* Short task: Copy down all of the data underneath, exactly as shown.
+++ Information provided
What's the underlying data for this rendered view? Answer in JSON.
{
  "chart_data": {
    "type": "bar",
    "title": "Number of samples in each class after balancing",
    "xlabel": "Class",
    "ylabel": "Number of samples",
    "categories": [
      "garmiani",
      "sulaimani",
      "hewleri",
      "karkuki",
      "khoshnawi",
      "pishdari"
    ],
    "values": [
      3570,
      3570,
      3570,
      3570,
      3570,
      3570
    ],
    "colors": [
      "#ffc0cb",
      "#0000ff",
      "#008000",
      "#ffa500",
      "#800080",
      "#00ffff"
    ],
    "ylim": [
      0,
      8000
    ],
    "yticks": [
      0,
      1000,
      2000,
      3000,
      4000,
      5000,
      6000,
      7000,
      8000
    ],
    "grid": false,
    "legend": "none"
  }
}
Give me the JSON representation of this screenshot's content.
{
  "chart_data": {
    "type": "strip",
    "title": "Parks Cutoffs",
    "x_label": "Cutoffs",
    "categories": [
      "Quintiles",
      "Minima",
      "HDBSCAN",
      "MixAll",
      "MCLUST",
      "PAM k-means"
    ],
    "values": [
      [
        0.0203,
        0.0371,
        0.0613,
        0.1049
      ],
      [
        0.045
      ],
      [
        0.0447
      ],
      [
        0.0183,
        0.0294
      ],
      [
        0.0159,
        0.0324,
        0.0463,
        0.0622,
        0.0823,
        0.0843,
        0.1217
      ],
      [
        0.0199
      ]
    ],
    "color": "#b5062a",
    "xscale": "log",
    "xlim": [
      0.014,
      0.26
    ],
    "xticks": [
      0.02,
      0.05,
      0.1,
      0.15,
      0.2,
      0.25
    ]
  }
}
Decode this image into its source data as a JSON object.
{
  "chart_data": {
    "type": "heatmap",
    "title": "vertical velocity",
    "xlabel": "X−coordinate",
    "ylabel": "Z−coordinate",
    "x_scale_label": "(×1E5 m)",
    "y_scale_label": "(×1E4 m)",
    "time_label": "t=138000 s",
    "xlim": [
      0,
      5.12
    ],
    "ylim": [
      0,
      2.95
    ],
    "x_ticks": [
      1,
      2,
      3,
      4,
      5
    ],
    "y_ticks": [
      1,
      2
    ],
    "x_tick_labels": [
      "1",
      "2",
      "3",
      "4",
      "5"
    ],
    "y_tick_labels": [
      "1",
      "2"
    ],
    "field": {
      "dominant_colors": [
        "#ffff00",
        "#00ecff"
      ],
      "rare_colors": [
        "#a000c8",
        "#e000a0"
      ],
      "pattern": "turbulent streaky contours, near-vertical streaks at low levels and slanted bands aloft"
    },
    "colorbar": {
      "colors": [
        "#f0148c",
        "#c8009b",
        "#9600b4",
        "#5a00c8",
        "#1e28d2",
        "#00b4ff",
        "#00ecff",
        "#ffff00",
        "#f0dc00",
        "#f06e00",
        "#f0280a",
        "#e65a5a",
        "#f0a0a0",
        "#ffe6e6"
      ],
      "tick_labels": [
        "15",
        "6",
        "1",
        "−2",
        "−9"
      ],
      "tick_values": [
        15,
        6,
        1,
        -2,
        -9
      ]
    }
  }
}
++++++
* Exercise result:
What's the underlying data for this rendered view? Answer in JSON.
{
  "chart_data": {
    "type": "bar",
    "title": "Number of samples in each class after balancing",
    "xlabel": "Class",
    "ylabel": "Number of samples",
    "categories": [
      "garmiani",
      "sulaimani",
      "hewleri",
      "karkuki",
      "khoshnawi",
      "pishdari"
    ],
    "values": [
      3570,
      3570,
      3570,
      3570,
      3570,
      3570
    ],
    "colors": [
      "#ffc0cb",
      "#0000ff",
      "#008000",
      "#ffa500",
      "#800080",
      "#00ffff"
    ],
    "ylim": [
      0,
      8000
    ],
    "yticks": [
      0,
      1000,
      2000,
      3000,
      4000,
      5000,
      6000,
      7000,
      8000
    ],
    "grid": false,
    "legend": "none"
  }
}
Give me the JSON representation of this screenshot's content.
{
  "chart_data": {
    "type": "strip",
    "title": "Parks Cutoffs",
    "x_label": "Cutoffs",
    "categories": [
      "Quintiles",
      "Minima",
      "HDBSCAN",
      "MixAll",
      "MCLUST",
      "PAM k-means"
    ],
    "values": [
      [
        0.0203,
        0.0371,
        0.0613,
        0.1049
      ],
      [
        0.045
      ],
      [
        0.0447
      ],
      [
        0.0183,
        0.0294
      ],
      [
        0.0159,
        0.0324,
        0.0463,
        0.0622,
        0.0823,
        0.0843,
        0.1217
      ],
      [
        0.0199
      ]
    ],
    "color": "#b5062a",
    "xscale": "log",
    "xlim": [
      0.014,
      0.26
    ],
    "xticks": [
      0.02,
      0.05,
      0.1,
      0.15,
      0.2,
      0.25
    ]
  }
}
Decode this image into its source data as a JSON object.
{
  "chart_data": {
    "type": "heatmap",
    "title": "vertical velocity",
    "xlabel": "X−coordinate",
    "ylabel": "Z−coordinate",
    "x_scale_label": "(×1E5 m)",
    "y_scale_label": "(×1E4 m)",
    "time_label": "t=138000 s",
    "xlim": [
      0,
      5.12
    ],
    "ylim": [
      0,
      2.95
    ],
    "x_ticks": [
      1,
      2,
      3,
      4,
      5
    ],
    "y_ticks": [
      1,
      2
    ],
    "x_tick_labels": [
      "1",
      "2",
      "3",
      "4",
      "5"
    ],
    "y_tick_labels": [
      "1",
      "2"
    ],
    "field": {
      "dominant_colors": [
        "#ffff00",
        "#00ecff"
      ],
      "rare_colors": [
        "#a000c8",
        "#e000a0"
      ],
      "pattern": "turbulent streaky contours, near-vertical streaks at low levels and slanted bands aloft"
    },
    "colorbar": {
      "colors": [
        "#f0148c",
        "#c8009b",
        "#9600b4",
        "#5a00c8",
        "#1e28d2",
        "#00b4ff",
        "#00ecff",
        "#ffff00",
        "#f0dc00",
        "#f06e00",
        "#f0280a",
        "#e65a5a",
        "#f0a0a0",
        "#ffe6e6"
      ],
      "tick_labels": [
        "15",
        "6",
        "1",
        "−2",
        "−9"
      ],
      "tick_values": [
        15,
        6,
        1,
        -2,
        -9
      ]
    }
  }
}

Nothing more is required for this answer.